> _Provided information_
_ _ _ _ _

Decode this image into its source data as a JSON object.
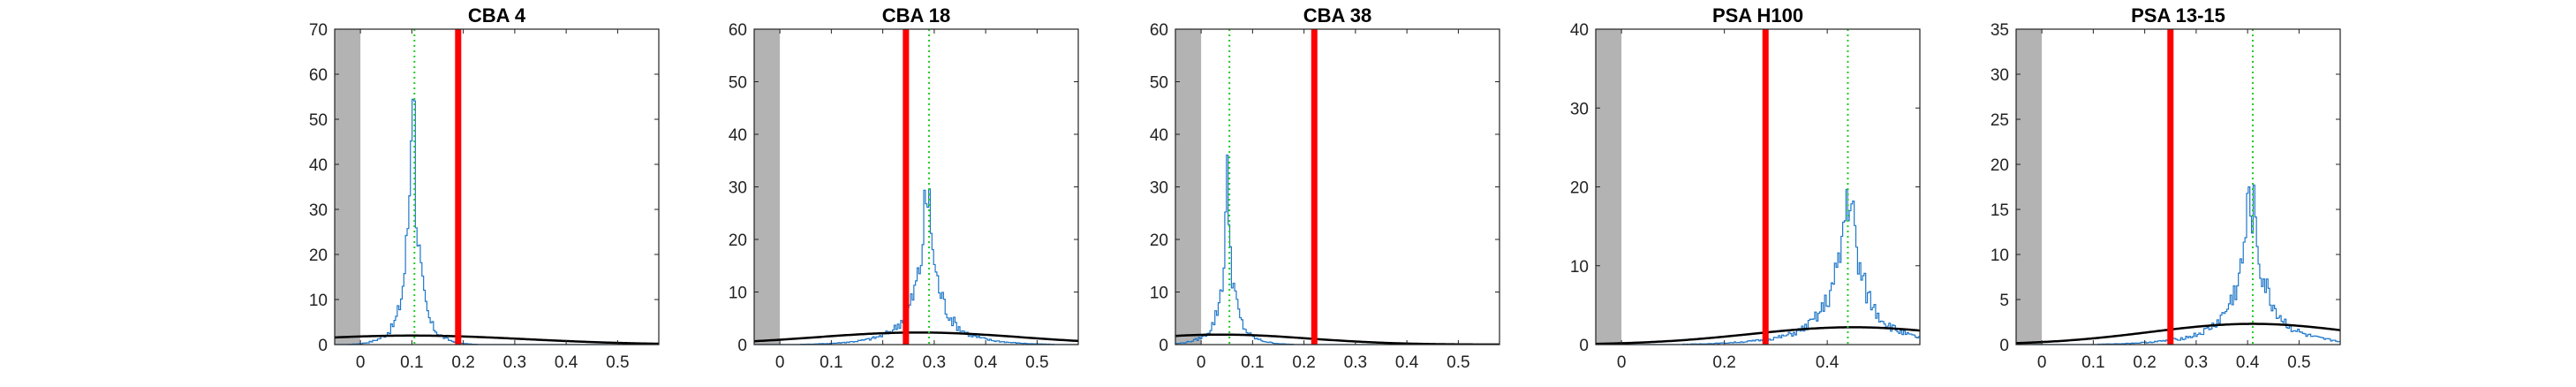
{
  "chart_data": [
    {
      "type": "histogram",
      "title": "CBA 4",
      "xlim": [
        -0.05,
        0.58
      ],
      "ylim": [
        0,
        70
      ],
      "xticks": [
        0,
        0.1,
        0.2,
        0.3,
        0.4,
        0.5
      ],
      "xtick_labels": [
        "0",
        "0.1",
        "0.2",
        "0.3",
        "0.4",
        "0.5"
      ],
      "yticks": [
        0,
        10,
        20,
        30,
        40,
        50,
        60,
        70
      ],
      "ytick_labels": [
        "0",
        "10",
        "20",
        "30",
        "40",
        "50",
        "60",
        "70"
      ],
      "shaded_region": [
        -0.05,
        0.0
      ],
      "histogram": {
        "center": 0.1,
        "spread": 0.01,
        "peak": 63
      },
      "threshold_line": 0.19,
      "mean_line": 0.105,
      "gaussian_fit": {
        "mu": 0.1,
        "sigma": 0.22,
        "peak": 2.0
      }
    },
    {
      "type": "histogram",
      "title": "CBA 18",
      "xlim": [
        -0.05,
        0.58
      ],
      "ylim": [
        0,
        60
      ],
      "xticks": [
        0,
        0.1,
        0.2,
        0.3,
        0.4,
        0.5
      ],
      "xtick_labels": [
        "0",
        "0.1",
        "0.2",
        "0.3",
        "0.4",
        "0.5"
      ],
      "yticks": [
        0,
        10,
        20,
        30,
        40,
        50,
        60
      ],
      "ytick_labels": [
        "0",
        "10",
        "20",
        "30",
        "40",
        "50",
        "60"
      ],
      "shaded_region": [
        -0.05,
        0.0
      ],
      "histogram": {
        "center": 0.285,
        "spread": 0.022,
        "peak": 28
      },
      "threshold_line": 0.245,
      "mean_line": 0.29,
      "gaussian_fit": {
        "mu": 0.27,
        "sigma": 0.2,
        "peak": 2.3
      }
    },
    {
      "type": "histogram",
      "title": "CBA 38",
      "xlim": [
        -0.05,
        0.58
      ],
      "ylim": [
        0,
        60
      ],
      "xticks": [
        0,
        0.1,
        0.2,
        0.3,
        0.4,
        0.5
      ],
      "xtick_labels": [
        "0",
        "0.1",
        "0.2",
        "0.3",
        "0.4",
        "0.5"
      ],
      "yticks": [
        0,
        10,
        20,
        30,
        40,
        50,
        60
      ],
      "ytick_labels": [
        "0",
        "10",
        "20",
        "30",
        "40",
        "50",
        "60"
      ],
      "shaded_region": [
        -0.05,
        0.0
      ],
      "histogram": {
        "center": 0.05,
        "spread": 0.011,
        "peak": 30
      },
      "threshold_line": 0.22,
      "mean_line": 0.055,
      "gaussian_fit": {
        "mu": 0.04,
        "sigma": 0.17,
        "peak": 1.9
      }
    },
    {
      "type": "histogram",
      "title": "PSA H100",
      "xlim": [
        -0.05,
        0.58
      ],
      "ylim": [
        0,
        40
      ],
      "xticks": [
        0,
        0.2,
        0.4
      ],
      "xtick_labels": [
        "0",
        "0.2",
        "0.4"
      ],
      "yticks": [
        0,
        10,
        20,
        30,
        40
      ],
      "ytick_labels": [
        "0",
        "10",
        "20",
        "30",
        "40"
      ],
      "shaded_region": [
        -0.05,
        0.0
      ],
      "histogram": {
        "center": 0.44,
        "spread": 0.03,
        "peak": 19
      },
      "threshold_line": 0.28,
      "mean_line": 0.44,
      "gaussian_fit": {
        "mu": 0.45,
        "sigma": 0.2,
        "peak": 2.2
      }
    },
    {
      "type": "histogram",
      "title": "PSA 13-15",
      "xlim": [
        -0.05,
        0.58
      ],
      "ylim": [
        0,
        35
      ],
      "xticks": [
        0,
        0.1,
        0.2,
        0.3,
        0.4,
        0.5
      ],
      "xtick_labels": [
        "0",
        "0.1",
        "0.2",
        "0.3",
        "0.4",
        "0.5"
      ],
      "yticks": [
        0,
        5,
        10,
        15,
        20,
        25,
        30,
        35
      ],
      "ytick_labels": [
        "0",
        "5",
        "10",
        "15",
        "20",
        "25",
        "30",
        "35"
      ],
      "shaded_region": [
        -0.05,
        0.0
      ],
      "histogram": {
        "center": 0.405,
        "spread": 0.028,
        "peak": 16
      },
      "threshold_line": 0.25,
      "mean_line": 0.41,
      "gaussian_fit": {
        "mu": 0.41,
        "sigma": 0.2,
        "peak": 2.3
      }
    }
  ],
  "colors": {
    "histogram": "#1f77c8",
    "threshold": "#ff0000",
    "mean": "#22cc22",
    "fit": "#000000",
    "shade": "#b3b3b3",
    "axis": "#222222"
  }
}
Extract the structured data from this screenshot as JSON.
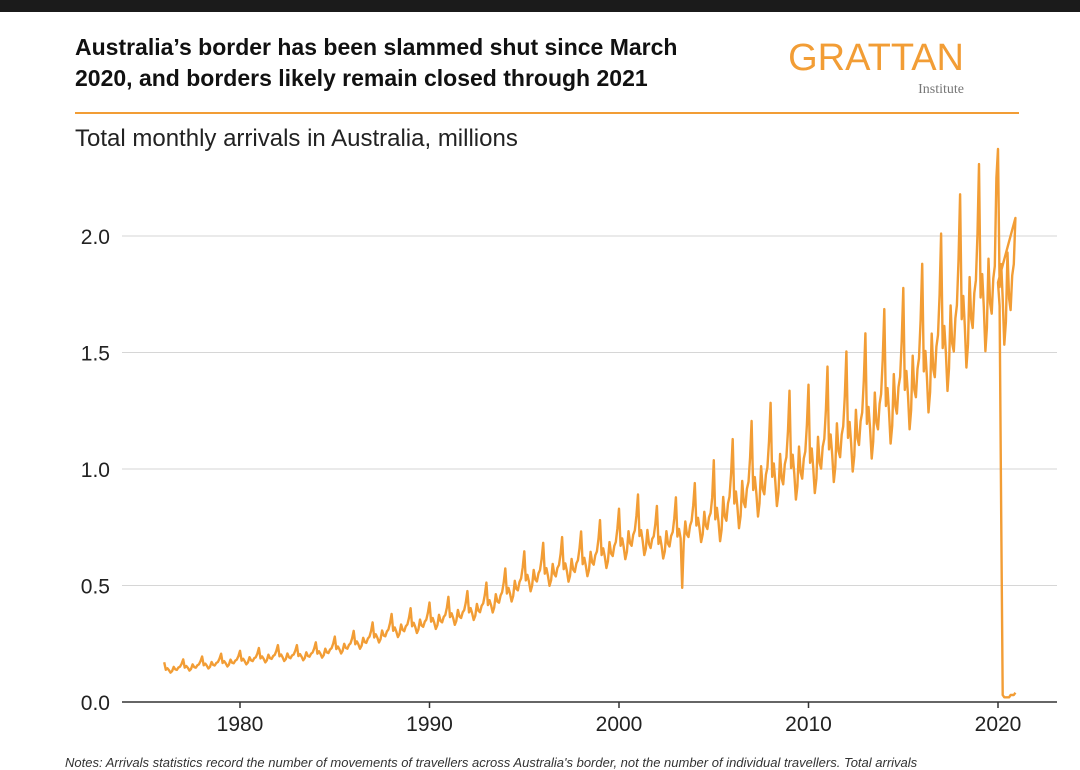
{
  "header": {
    "title_line1": "Australia’s border has been slammed shut since March",
    "title_line2": "2020, and borders likely remain closed through 2021",
    "subtitle": "Total monthly arrivals in Australia, millions"
  },
  "logo": {
    "word": "GRATTAN",
    "sub": "Institute"
  },
  "notes": "Notes: Arrivals statistics record the number of movements of travellers across Australia's border, not the number of individual travellers. Total arrivals",
  "colors": {
    "line": "#f29d35",
    "grid": "#d6d6d6",
    "axis": "#333333",
    "accent": "#f29d35"
  },
  "chart_data": {
    "type": "line",
    "title": "Australia’s border has been slammed shut since March 2020, and borders likely remain closed through 2021",
    "subtitle": "Total monthly arrivals in Australia, millions",
    "xlabel": "",
    "ylabel": "",
    "xlim": [
      1975,
      2023
    ],
    "ylim": [
      0,
      2.3
    ],
    "xticks": [
      1980,
      1990,
      2000,
      2010,
      2020
    ],
    "xtick_labels": [
      "1980",
      "1990",
      "2000",
      "2010",
      "2020"
    ],
    "yticks": [
      0,
      0.5,
      1.0,
      1.5,
      2.0
    ],
    "ytick_labels": [
      "0.0",
      "0.5",
      "1.0",
      "1.5",
      "2.0"
    ],
    "grid": "horizontal",
    "series": [
      {
        "frequency": "monthly",
        "start": "1976-01",
        "annual_base": [
          0.14,
          0.15,
          0.16,
          0.17,
          0.18,
          0.19,
          0.2,
          0.2,
          0.21,
          0.23,
          0.25,
          0.28,
          0.31,
          0.33,
          0.35,
          0.37,
          0.39,
          0.42,
          0.47,
          0.53,
          0.56,
          0.58,
          0.6,
          0.64,
          0.68,
          0.73,
          0.69,
          0.72,
          0.77,
          0.8,
          0.87,
          0.93,
          0.99,
          1.03,
          1.05,
          1.11,
          1.16,
          1.22,
          1.3,
          1.37,
          1.45,
          1.55,
          1.68,
          1.78,
          1.83
        ],
        "seasonal_factor": [
          1.22,
          0.98,
          1.02,
          0.96,
          0.88,
          0.92,
          1.04,
          0.96,
          0.94,
          1.0,
          1.02,
          1.1
        ],
        "dip_2003": {
          "date": "2003-05",
          "value": 0.49
        },
        "peak_2019": {
          "date": "2019-12",
          "value": 2.25
        },
        "covid": [
          [
            "2020-01",
            1.8
          ],
          [
            "2020-02",
            1.7
          ],
          [
            "2020-03",
            0.8
          ],
          [
            "2020-04",
            0.03
          ],
          [
            "2020-05",
            0.02
          ],
          [
            "2020-06",
            0.02
          ],
          [
            "2020-07",
            0.02
          ],
          [
            "2020-08",
            0.02
          ],
          [
            "2020-09",
            0.03
          ],
          [
            "2020-10",
            0.03
          ],
          [
            "2020-11",
            0.03
          ],
          [
            "2020-12",
            0.04
          ]
        ]
      }
    ]
  }
}
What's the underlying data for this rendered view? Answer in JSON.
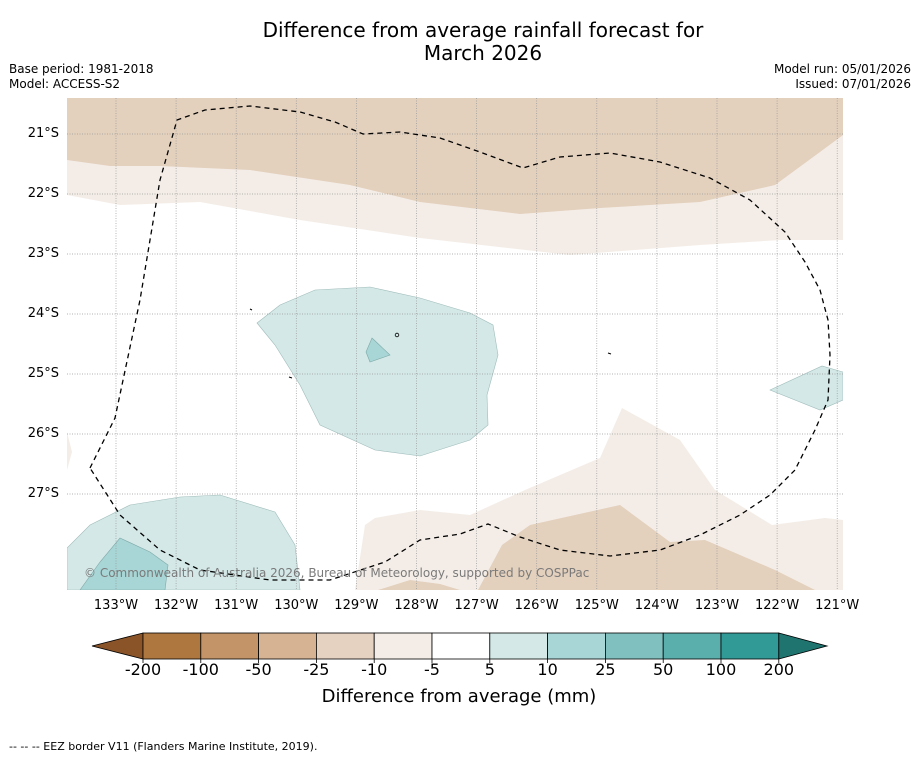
{
  "title": {
    "line1": "Difference from average rainfall forecast for",
    "line2": "March 2026"
  },
  "meta": {
    "base_period": "Base period: 1981-2018",
    "model": "Model: ACCESS-S2",
    "model_run": "Model run: 05/01/2026",
    "issued": "Issued: 07/01/2026"
  },
  "map": {
    "latitude_labels": [
      "21°S",
      "22°S",
      "23°S",
      "24°S",
      "25°S",
      "26°S",
      "27°S"
    ],
    "longitude_labels": [
      "133°W",
      "132°W",
      "131°W",
      "130°W",
      "129°W",
      "128°W",
      "127°W",
      "126°W",
      "125°W",
      "124°W",
      "123°W",
      "122°W",
      "121°W"
    ],
    "copyright": "© Commonwealth of Australia 2026, Bureau of Meteorology, supported by COSPPac"
  },
  "colorbar": {
    "tick_labels": [
      "-200",
      "-100",
      "-50",
      "-25",
      "-10",
      "-5",
      "5",
      "10",
      "25",
      "50",
      "100",
      "200"
    ],
    "colors": [
      "#8a5328",
      "#ad773f",
      "#c39468",
      "#d6b393",
      "#e5d2c0",
      "#f4ede7",
      "#ffffff",
      "#d3e8e7",
      "#a8d5d5",
      "#80c1bf",
      "#5aaeac",
      "#319996",
      "#1f7470"
    ],
    "label": "Difference from average (mm)"
  },
  "footnote": "--  --  -- EEZ border V11 (Flanders Marine Institute, 2019)."
}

_ _ _ _ _

> _Exercise details_
Retype exactly, and only, the lines from the one containing "What's the underlying" through the end of the material, leaving aside every picture.

> _Finished task_
What's the underlying data for this rendered view? Answer in JSON.
{
  "title": {
    "line1": "Difference from average rainfall forecast for",
    "line2": "March 2026"
  },
  "meta": {
    "base_period": "Base period: 1981-2018",
    "model": "Model: ACCESS-S2",
    "model_run": "Model run: 05/01/2026",
    "issued": "Issued: 07/01/2026"
  },
  "map": {
    "latitude_labels": [
      "21°S",
      "22°S",
      "23°S",
      "24°S",
      "25°S",
      "26°S",
      "27°S"
    ],
    "longitude_labels": [
      "133°W",
      "132°W",
      "131°W",
      "130°W",
      "129°W",
      "128°W",
      "127°W",
      "126°W",
      "125°W",
      "124°W",
      "123°W",
      "122°W",
      "121°W"
    ],
    "copyright": "© Commonwealth of Australia 2026, Bureau of Meteorology, supported by COSPPac"
  },
  "colorbar": {
    "tick_labels": [
      "-200",
      "-100",
      "-50",
      "-25",
      "-10",
      "-5",
      "5",
      "10",
      "25",
      "50",
      "100",
      "200"
    ],
    "colors": [
      "#8a5328",
      "#ad773f",
      "#c39468",
      "#d6b393",
      "#e5d2c0",
      "#f4ede7",
      "#ffffff",
      "#d3e8e7",
      "#a8d5d5",
      "#80c1bf",
      "#5aaeac",
      "#319996",
      "#1f7470"
    ],
    "label": "Difference from average (mm)"
  },
  "footnote": "--  --  -- EEZ border V11 (Flanders Marine Institute, 2019)."
}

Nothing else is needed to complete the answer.